*EXERCISE BRIEF*
Copy the items word for word, starting with the line that contains "value-cell-1d: 0.01 xyxy=(326,219,467,274)" and ending with the line that contains "value-cell-5y xyxy=(1273,546,1409,548)", both of those lines included.

(Extracted data entries)
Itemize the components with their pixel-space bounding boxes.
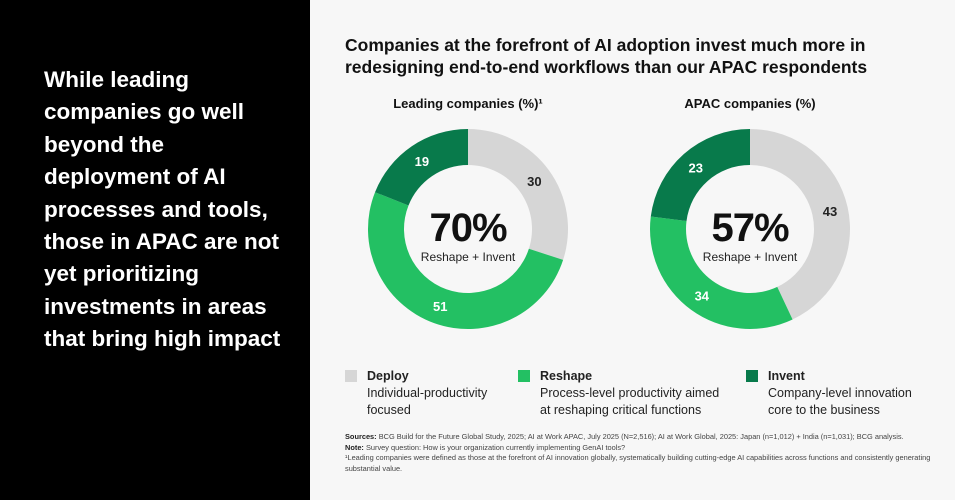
left-panel [0,0,310,500]
chart-title: Companies at the forefront of AI adoptio… [345,35,868,77]
legend-invent: Invent Company-level innovation core to … [746,368,936,419]
donut-segment-reshape [649,216,793,329]
legend-desc: Process-level productivity aimed at resh… [540,386,720,417]
sources-text: BCG Build for the Future Global Study, 2… [378,432,904,441]
headline: While leading companies go well beyond t… [44,67,281,352]
donut-segment-deploy [468,129,568,260]
data-label-reshape: 34 [695,288,710,303]
data-label-invent: 19 [415,154,429,169]
center-label-apac: Reshape + Invent [702,250,798,264]
donut-segment-invent [650,129,750,221]
legend-deploy: Deploy Individual-productivity focused [345,368,515,419]
legend-label: Reshape [540,369,593,383]
data-label-invent: 23 [689,160,703,175]
legend-desc: Individual-productivity focused [367,386,488,417]
chart-title-leading: Leading companies (%)¹ [393,96,543,111]
footnotes: Sources: BCG Build for the Future Global… [345,432,935,474]
note-label: Note: [345,442,364,452]
legend-label: Invent [768,369,805,383]
center-label-leading: Reshape + Invent [420,250,516,264]
donut-segment-reshape [367,192,564,330]
note-text: Survey question: How is your organizatio… [365,442,626,452]
center-value-leading: 70% [429,206,507,250]
data-label-deploy: 30 [527,174,541,189]
data-label-deploy: 43 [823,204,837,219]
legend-swatch-reshape [518,370,530,382]
chart-title-apac: APAC companies (%) [684,96,816,111]
sources-label: Sources: [345,432,377,441]
donut-segment-deploy [750,129,850,320]
legend-label: Deploy [367,369,409,383]
footnote-text: ¹Leading companies were defined as those… [345,453,931,473]
legend-swatch-invent [746,370,758,382]
legend-desc: Company-level innovation core to the bus… [768,386,912,417]
data-label-reshape: 51 [433,299,447,314]
legend-reshape: Reshape Process-level productivity aimed… [518,368,728,419]
legend-swatch-deploy [345,370,357,382]
donut-segment-invent [375,129,468,206]
center-value-apac: 57% [711,206,789,250]
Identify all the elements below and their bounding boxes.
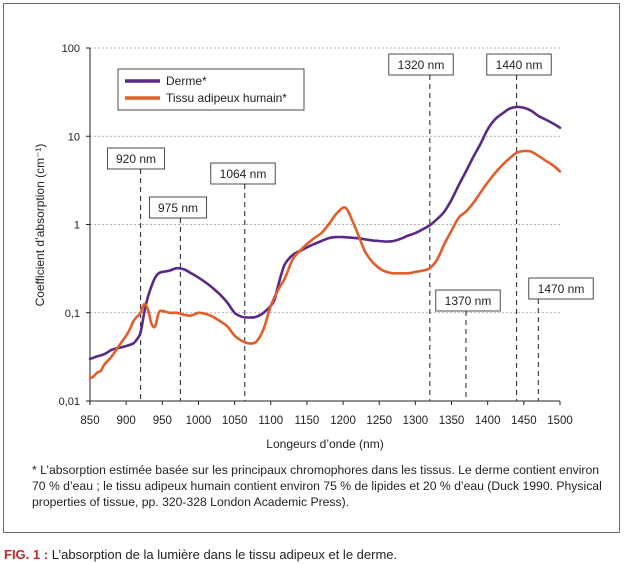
legend: Derme* Tissu adipeux humain* (117, 68, 305, 111)
x-tick-label: 1200 (330, 415, 356, 427)
tick-labels: 0,01 0,1 1 10 100 850 900 950 1000 1050 1100 1150 12… (59, 43, 573, 427)
x-tick-label: 850 (80, 415, 99, 427)
x-tick-label: 900 (117, 415, 136, 427)
legend-box (117, 68, 305, 111)
legend-label-derme: Derme* (166, 74, 207, 88)
y-tick-label: 0,01 (59, 396, 80, 408)
absorption-chart: 920 nm 975 nm 1064 nm 1320 nm 1370 nm 1440 nm… (33, 43, 594, 451)
series-line-tissu-adipeux (88, 149, 562, 380)
figure-frame (3, 3, 620, 533)
x-tick-label: 1150 (295, 415, 320, 427)
footnote: * L’absorption estimée basée sur les pri… (32, 463, 602, 509)
y-tick-label: 0,1 (65, 308, 80, 320)
marker-box-1470 (528, 277, 594, 300)
marker-box-920 (107, 147, 166, 170)
y-tick-label: 1 (74, 220, 80, 232)
x-tick-label: 1500 (547, 415, 573, 427)
figure-number: FIG. 1 : (4, 547, 49, 562)
wavelength-markers (140, 75, 539, 401)
x-tick-label: 1250 (366, 415, 392, 427)
x-axis-title: Longeurs d’onde (nm) (266, 437, 383, 451)
x-tick-label: 1050 (222, 415, 248, 427)
marker-label-1470: 1470 nm (538, 282, 585, 296)
x-tick-label: 1450 (511, 415, 537, 427)
legend-label-tissu: Tissu adipeux humain* (166, 91, 287, 105)
x-tick-label: 950 (153, 415, 172, 427)
marker-label-1320: 1320 nm (398, 58, 445, 72)
y-tick-label: 10 (68, 131, 80, 143)
marker-box-975 (148, 196, 207, 219)
x-tick-label: 1300 (403, 415, 429, 427)
marker-label-920: 920 nm (116, 152, 156, 166)
marker-label-1440: 1440 nm (496, 58, 543, 72)
marker-box-1320 (388, 53, 454, 76)
marker-label-975: 975 nm (158, 201, 198, 215)
series-lines (88, 105, 562, 380)
figure-caption: FIG. 1 : L’absorption de la lumière dans… (4, 547, 397, 562)
y-axis-title: Coefficient d’absorption (cm⁻¹) (33, 144, 47, 307)
marker-box-1064 (210, 162, 276, 185)
annotation-boxes: 920 nm 975 nm 1064 nm 1320 nm 1370 nm 1440 nm… (107, 53, 594, 312)
caption-text: L’absorption de la lumière dans le tissu… (51, 547, 398, 562)
x-tick-label: 1100 (258, 415, 283, 427)
marker-box-1370 (435, 289, 501, 312)
marker-label-1370: 1370 nm (445, 294, 492, 308)
marker-label-1064: 1064 nm (220, 167, 267, 181)
y-tick-label: 100 (62, 43, 80, 55)
marker-box-1440 (486, 53, 552, 76)
x-tick-label: 1000 (186, 415, 212, 427)
x-tick-label: 1350 (439, 415, 465, 427)
x-tick-label: 1400 (475, 415, 501, 427)
series-line-derme (88, 105, 562, 361)
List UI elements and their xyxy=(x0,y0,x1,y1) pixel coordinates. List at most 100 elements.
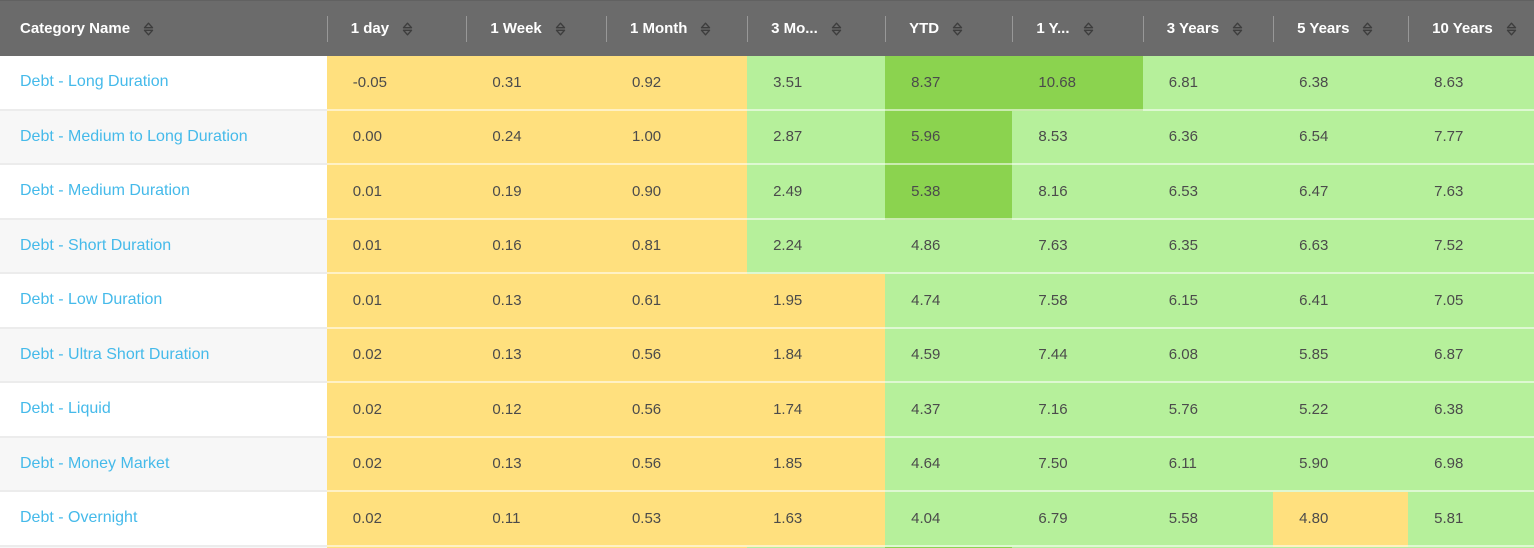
value-cell-1d: 0.01 xyxy=(326,219,467,274)
table-row: Debt - Overnight 0.02 0.11 0.53 1.63 4.04 6.79… xyxy=(0,492,1534,547)
value-cell-1y: 8.53 xyxy=(1012,110,1143,165)
column-header-label: 10 Years xyxy=(1432,20,1493,37)
value-cell-10y: 7.63 xyxy=(1408,165,1534,220)
column-header-label: 1 Month xyxy=(629,20,688,37)
value-cell-1y: 7.50 xyxy=(1012,437,1143,492)
value-cell-1d: 0.01 xyxy=(326,165,467,220)
value-cell-1w: 0.12 xyxy=(466,383,606,438)
value-cell-1w xyxy=(466,546,606,548)
value-cell-1w: 0.24 xyxy=(466,110,606,165)
table-row: Debt - Medium Duration 0.01 0.19 0.90 2.49 5.… xyxy=(0,165,1534,220)
column-header-ytd[interactable]: YTD xyxy=(885,0,1013,56)
value-cell-3y: 6.11 xyxy=(1142,437,1274,492)
value-cell-ytd: 5.96 xyxy=(885,110,1013,165)
value-cell-3mo xyxy=(747,546,886,548)
value-cell-1d: 0.02 xyxy=(326,492,467,547)
value-cell-1y: 10.68 xyxy=(1012,56,1143,111)
value-cell-1w: 0.13 xyxy=(466,437,606,492)
category-link[interactable]: Debt - Money Market xyxy=(20,454,170,472)
value-cell-5y xyxy=(1273,546,1409,548)
value-cell-5y: 5.90 xyxy=(1273,437,1409,492)
column-header-3mo[interactable]: 3 Mo... xyxy=(747,0,886,56)
value-cell-1w: 0.19 xyxy=(466,165,606,220)
category-link[interactable]: Debt - Overnight xyxy=(20,509,138,527)
value-cell-1m: 0.92 xyxy=(605,56,748,111)
category-cell: Debt - Long Duration xyxy=(0,56,327,111)
category-link[interactable]: Debt - Liquid xyxy=(20,400,111,418)
column-header-1m[interactable]: 1 Month xyxy=(605,0,748,56)
column-header-label: 3 Years xyxy=(1166,20,1220,37)
value-cell-1m: 0.56 xyxy=(605,328,748,383)
category-link[interactable]: Debt - Short Duration xyxy=(20,236,172,254)
value-cell-1d xyxy=(326,546,467,548)
value-cell-3mo: 3.51 xyxy=(747,56,886,111)
column-header-1w[interactable]: 1 Week xyxy=(466,0,606,56)
value-cell-3mo: 1.74 xyxy=(747,383,886,438)
sort-diamond-icon xyxy=(402,22,413,36)
value-cell-1d: 0.01 xyxy=(326,274,467,329)
value-cell-ytd: 4.64 xyxy=(885,437,1013,492)
sort-diamond-icon xyxy=(1083,22,1094,36)
sort-diamond-icon xyxy=(555,22,566,36)
value-cell-3mo: 1.84 xyxy=(747,328,886,383)
column-header-1d[interactable]: 1 day xyxy=(326,0,467,56)
value-cell-3y xyxy=(1142,546,1274,548)
value-cell-1m: 0.56 xyxy=(605,437,748,492)
category-cell: Debt - Short Duration xyxy=(0,219,327,274)
value-cell-1m: 0.56 xyxy=(605,383,748,438)
value-cell-ytd: 4.37 xyxy=(885,383,1013,438)
table-row: Debt - Liquid 0.02 0.12 0.56 1.74 4.37 7.16 5.7… xyxy=(0,383,1534,438)
value-cell-3mo: 2.24 xyxy=(747,219,886,274)
value-cell-1y: 7.63 xyxy=(1012,219,1143,274)
value-cell-5y: 6.47 xyxy=(1273,165,1409,220)
column-header-1y[interactable]: 1 Y... xyxy=(1012,0,1143,56)
value-cell-ytd: 5.38 xyxy=(885,165,1013,220)
value-cell-3mo: 2.49 xyxy=(747,165,886,220)
category-link[interactable]: Debt - Ultra Short Duration xyxy=(20,345,210,363)
value-cell-3y: 6.08 xyxy=(1142,328,1274,383)
value-cell-10y: 7.52 xyxy=(1408,219,1534,274)
value-cell-ytd xyxy=(885,546,1013,548)
column-header-label: 5 Years xyxy=(1297,20,1350,37)
value-cell-3y: 6.15 xyxy=(1142,274,1274,329)
column-header-label: Category Name xyxy=(20,20,131,37)
category-link[interactable]: Debt - Low Duration xyxy=(20,291,163,309)
value-cell-10y: 6.98 xyxy=(1408,437,1534,492)
value-cell-ytd: 4.74 xyxy=(885,274,1013,329)
table-row: Debt - Low Duration 0.01 0.13 0.61 1.95 4.74 7… xyxy=(0,274,1534,329)
value-cell-5y: 4.80 xyxy=(1273,492,1409,547)
value-cell-1d: 0.02 xyxy=(326,328,467,383)
category-link[interactable]: Debt - Medium to Long Duration xyxy=(20,127,248,145)
column-header-10y[interactable]: 10 Years xyxy=(1408,0,1534,56)
column-header-label: 1 Y... xyxy=(1036,20,1070,37)
value-cell-10y: 6.87 xyxy=(1408,328,1534,383)
category-link[interactable]: Debt - Medium Duration xyxy=(20,182,190,200)
value-cell-1m: 0.90 xyxy=(605,165,748,220)
value-cell-1w: 0.31 xyxy=(466,56,606,111)
value-cell-3y: 6.35 xyxy=(1142,219,1274,274)
sort-diamond-icon xyxy=(700,22,711,36)
column-header-label: 1 Week xyxy=(490,20,542,37)
value-cell-5y: 6.63 xyxy=(1273,219,1409,274)
column-header-5y[interactable]: 5 Years xyxy=(1273,0,1409,56)
sort-diamond-icon xyxy=(1362,22,1373,36)
column-header-3y[interactable]: 3 Years xyxy=(1142,0,1274,56)
value-cell-10y: 7.77 xyxy=(1408,110,1534,165)
value-cell-3mo: 1.95 xyxy=(747,274,886,329)
category-cell: Debt - Low Duration xyxy=(0,274,327,329)
value-cell-1y xyxy=(1012,546,1143,548)
category-link[interactable]: Debt - Long Duration xyxy=(20,73,169,91)
category-cell: Debt - Ultra Short Duration xyxy=(0,328,327,383)
column-header-category[interactable]: Category Name xyxy=(0,0,327,56)
value-cell-1y: 6.79 xyxy=(1012,492,1143,547)
value-cell-3mo: 2.87 xyxy=(747,110,886,165)
value-cell-5y: 6.54 xyxy=(1273,110,1409,165)
value-cell-3y: 5.76 xyxy=(1142,383,1274,438)
value-cell-ytd: 4.04 xyxy=(885,492,1013,547)
value-cell-5y: 6.38 xyxy=(1273,56,1409,111)
value-cell-10y: 6.38 xyxy=(1408,383,1534,438)
value-cell-3y: 6.36 xyxy=(1142,110,1274,165)
column-header-label: 3 Mo... xyxy=(771,20,818,37)
value-cell-1d: 0.02 xyxy=(326,383,467,438)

*TASK ANSWER*
value-cell-1d: 0.01 xyxy=(326,219,467,274)
table-row: Debt - Overnight 0.02 0.11 0.53 1.63 4.04 6.79… xyxy=(0,492,1534,547)
value-cell-1y: 8.53 xyxy=(1012,110,1143,165)
column-header-label: 10 Years xyxy=(1432,20,1493,37)
value-cell-10y: 7.63 xyxy=(1408,165,1534,220)
column-header-label: 1 Month xyxy=(629,20,688,37)
value-cell-1y: 7.50 xyxy=(1012,437,1143,492)
value-cell-1d: 0.01 xyxy=(326,165,467,220)
value-cell-1w: 0.12 xyxy=(466,383,606,438)
value-cell-1w xyxy=(466,546,606,548)
value-cell-1w: 0.24 xyxy=(466,110,606,165)
table-row: Debt - Medium Duration 0.01 0.19 0.90 2.49 5.… xyxy=(0,165,1534,220)
column-header-ytd[interactable]: YTD xyxy=(885,0,1013,56)
value-cell-3y: 6.11 xyxy=(1142,437,1274,492)
value-cell-ytd: 5.96 xyxy=(885,110,1013,165)
value-cell-3mo xyxy=(747,546,886,548)
value-cell-1d: 0.02 xyxy=(326,492,467,547)
value-cell-1y: 10.68 xyxy=(1012,56,1143,111)
value-cell-1w: 0.13 xyxy=(466,437,606,492)
category-link[interactable]: Debt - Money Market xyxy=(20,454,170,472)
value-cell-5y xyxy=(1273,546,1409,548)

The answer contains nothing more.